#### Goal
Pictures aside, repeat every entry exactly.

#### The input
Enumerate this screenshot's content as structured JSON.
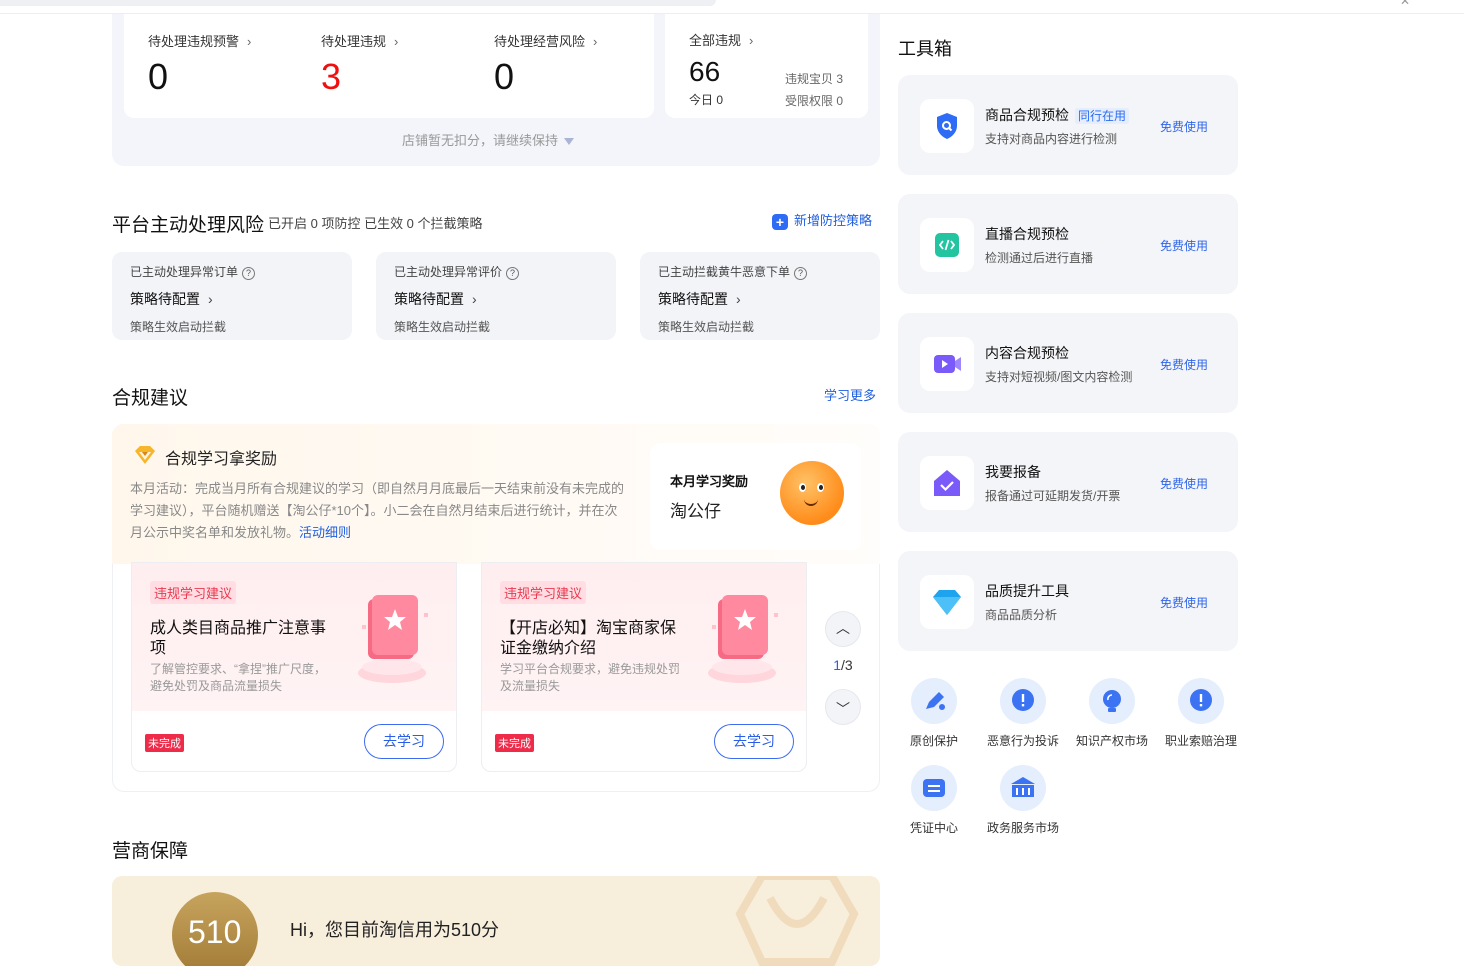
{
  "stats": {
    "pending_warning": {
      "label": "待处理违规预警",
      "value": "0"
    },
    "pending_violation": {
      "label": "待处理违规",
      "value": "3"
    },
    "pending_risk": {
      "label": "待处理经营风险",
      "value": "0"
    },
    "all_violation": {
      "label": "全部违规",
      "value": "66",
      "today": "今日 0",
      "items": "违规宝贝 3",
      "rights": "受限权限 0"
    },
    "footnote": "店铺暂无扣分，请继续保持"
  },
  "platform_risk": {
    "title": "平台主动处理风险",
    "sub": "已开启 0 项防控 已生效 0 个拦截策略",
    "add_link": "新增防控策略",
    "cards": [
      {
        "t1": "已主动处理异常订单",
        "t2": "策略待配置",
        "t3": "策略生效启动拦截"
      },
      {
        "t1": "已主动处理异常评价",
        "t2": "策略待配置",
        "t3": "策略生效启动拦截"
      },
      {
        "t1": "已主动拦截黄牛恶意下单",
        "t2": "策略待配置",
        "t3": "策略生效启动拦截"
      }
    ]
  },
  "compliance": {
    "title": "合规建议",
    "more": "学习更多",
    "reward_title": "合规学习拿奖励",
    "reward_desc": "本月活动：完成当月所有合规建议的学习（即自然月月底最后一天结束前没有未完成的学习建议），平台随机赠送【淘公仔*10个】。小二会在自然月结束后进行统计，并在次月公示中奖名单和发放礼物。",
    "reward_link": "活动细则",
    "reward_card_title": "本月学习奖励",
    "reward_card_item": "淘公仔",
    "cards": [
      {
        "tag": "违规学习建议",
        "title": "成人类目商品推广注意事项",
        "desc": "了解管控要求、“拿捏”推广尺度，避免处罚及商品流量损失",
        "status": "未完成",
        "button": "去学习"
      },
      {
        "tag": "违规学习建议",
        "title": "【开店必知】淘宝商家保证金缴纳介绍",
        "desc": "学习平台合规要求，避免违规处罚及流量损失",
        "status": "未完成",
        "button": "去学习"
      }
    ],
    "pager_current": "1",
    "pager_total": "/3"
  },
  "business": {
    "title": "营商保障",
    "score": "510",
    "text": "Hi，您目前淘信用为510分"
  },
  "toolbox": {
    "title": "工具箱",
    "tools": [
      {
        "name": "商品合规预检",
        "tag": "同行在用",
        "desc": "支持对商品内容进行检测",
        "free": "免费使用",
        "icon": "shield-search-icon",
        "color": "#2f6cf6"
      },
      {
        "name": "直播合规预检",
        "tag": "",
        "desc": "检测通过后进行直播",
        "free": "免费使用",
        "icon": "code-icon",
        "color": "#23c4a0"
      },
      {
        "name": "内容合规预检",
        "tag": "",
        "desc": "支持对短视频/图文内容检测",
        "free": "免费使用",
        "icon": "video-icon",
        "color": "#7a5af8"
      },
      {
        "name": "我要报备",
        "tag": "",
        "desc": "报备通过可延期发货/开票",
        "free": "免费使用",
        "icon": "house-check-icon",
        "color": "#7a5af8"
      },
      {
        "name": "品质提升工具",
        "tag": "",
        "desc": "商品品质分析",
        "free": "免费使用",
        "icon": "diamond-icon",
        "color": "#1ea3ee"
      }
    ],
    "quick": [
      {
        "label": "原创保护",
        "icon": "pen-icon"
      },
      {
        "label": "恶意行为投诉",
        "icon": "alert-chat-icon"
      },
      {
        "label": "知识产权市场",
        "icon": "bulb-icon"
      },
      {
        "label": "职业索赔治理",
        "icon": "alert-chat-icon"
      },
      {
        "label": "凭证中心",
        "icon": "ticket-icon"
      },
      {
        "label": "政务服务市场",
        "icon": "building-icon"
      }
    ]
  }
}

#### Correct response
Enumerate this screenshot's content as structured JSON.
{
  "stats": {
    "pending_warning": {
      "label": "待处理违规预警",
      "value": "0"
    },
    "pending_violation": {
      "label": "待处理违规",
      "value": "3"
    },
    "pending_risk": {
      "label": "待处理经营风险",
      "value": "0"
    },
    "all_violation": {
      "label": "全部违规",
      "value": "66",
      "today": "今日 0",
      "items": "违规宝贝 3",
      "rights": "受限权限 0"
    },
    "footnote": "店铺暂无扣分，请继续保持"
  },
  "platform_risk": {
    "title": "平台主动处理风险",
    "sub": "已开启 0 项防控 已生效 0 个拦截策略",
    "add_link": "新增防控策略",
    "cards": [
      {
        "t1": "已主动处理异常订单",
        "t2": "策略待配置",
        "t3": "策略生效启动拦截"
      },
      {
        "t1": "已主动处理异常评价",
        "t2": "策略待配置",
        "t3": "策略生效启动拦截"
      },
      {
        "t1": "已主动拦截黄牛恶意下单",
        "t2": "策略待配置",
        "t3": "策略生效启动拦截"
      }
    ]
  },
  "compliance": {
    "title": "合规建议",
    "more": "学习更多",
    "reward_title": "合规学习拿奖励",
    "reward_desc": "本月活动：完成当月所有合规建议的学习（即自然月月底最后一天结束前没有未完成的学习建议），平台随机赠送【淘公仔*10个】。小二会在自然月结束后进行统计，并在次月公示中奖名单和发放礼物。",
    "reward_link": "活动细则",
    "reward_card_title": "本月学习奖励",
    "reward_card_item": "淘公仔",
    "cards": [
      {
        "tag": "违规学习建议",
        "title": "成人类目商品推广注意事项",
        "desc": "了解管控要求、“拿捏”推广尺度，避免处罚及商品流量损失",
        "status": "未完成",
        "button": "去学习"
      },
      {
        "tag": "违规学习建议",
        "title": "【开店必知】淘宝商家保证金缴纳介绍",
        "desc": "学习平台合规要求，避免违规处罚及流量损失",
        "status": "未完成",
        "button": "去学习"
      }
    ],
    "pager_current": "1",
    "pager_total": "/3"
  },
  "business": {
    "title": "营商保障",
    "score": "510",
    "text": "Hi，您目前淘信用为510分"
  },
  "toolbox": {
    "title": "工具箱",
    "tools": [
      {
        "name": "商品合规预检",
        "tag": "同行在用",
        "desc": "支持对商品内容进行检测",
        "free": "免费使用",
        "icon": "shield-search-icon",
        "color": "#2f6cf6"
      },
      {
        "name": "直播合规预检",
        "tag": "",
        "desc": "检测通过后进行直播",
        "free": "免费使用",
        "icon": "code-icon",
        "color": "#23c4a0"
      },
      {
        "name": "内容合规预检",
        "tag": "",
        "desc": "支持对短视频/图文内容检测",
        "free": "免费使用",
        "icon": "video-icon",
        "color": "#7a5af8"
      },
      {
        "name": "我要报备",
        "tag": "",
        "desc": "报备通过可延期发货/开票",
        "free": "免费使用",
        "icon": "house-check-icon",
        "color": "#7a5af8"
      },
      {
        "name": "品质提升工具",
        "tag": "",
        "desc": "商品品质分析",
        "free": "免费使用",
        "icon": "diamond-icon",
        "color": "#1ea3ee"
      }
    ],
    "quick": [
      {
        "label": "原创保护",
        "icon": "pen-icon"
      },
      {
        "label": "恶意行为投诉",
        "icon": "alert-chat-icon"
      },
      {
        "label": "知识产权市场",
        "icon": "bulb-icon"
      },
      {
        "label": "职业索赔治理",
        "icon": "alert-chat-icon"
      },
      {
        "label": "凭证中心",
        "icon": "ticket-icon"
      },
      {
        "label": "政务服务市场",
        "icon": "building-icon"
      }
    ]
  }
}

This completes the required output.